# [Task requirements]
The records should be repeated word for word, pictures excluded.

# [The data]
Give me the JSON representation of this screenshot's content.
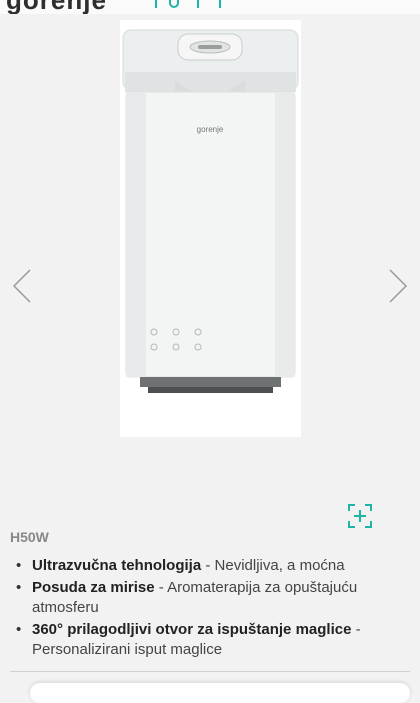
{
  "header": {
    "logo_text": "gorenje"
  },
  "carousel": {
    "product_brand_text": "gorenje",
    "prev_icon": "chevron-left-icon",
    "next_icon": "chevron-right-icon",
    "zoom_icon": "zoom-plus-icon",
    "accent_color": "#1fb5a5"
  },
  "product": {
    "model": "H50W",
    "features": [
      {
        "title": "Ultrazvučna tehnologija",
        "desc": " - Nevidljiva, a moćna"
      },
      {
        "title": "Posuda za mirise",
        "desc": " - Aromaterapija za opuštajuću atmosferu"
      },
      {
        "title": "360° prilagodljivi otvor za ispuštanje maglice",
        "desc": " - Personalizirani isput maglice"
      }
    ]
  }
}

# [The output]
Give me the JSON representation of this screenshot's content.
{
  "header": {
    "logo_text": "gorenje"
  },
  "carousel": {
    "product_brand_text": "gorenje",
    "prev_icon": "chevron-left-icon",
    "next_icon": "chevron-right-icon",
    "zoom_icon": "zoom-plus-icon",
    "accent_color": "#1fb5a5"
  },
  "product": {
    "model": "H50W",
    "features": [
      {
        "title": "Ultrazvučna tehnologija",
        "desc": " - Nevidljiva, a moćna"
      },
      {
        "title": "Posuda za mirise",
        "desc": " - Aromaterapija za opuštajuću atmosferu"
      },
      {
        "title": "360° prilagodljivi otvor za ispuštanje maglice",
        "desc": " - Personalizirani isput maglice"
      }
    ]
  }
}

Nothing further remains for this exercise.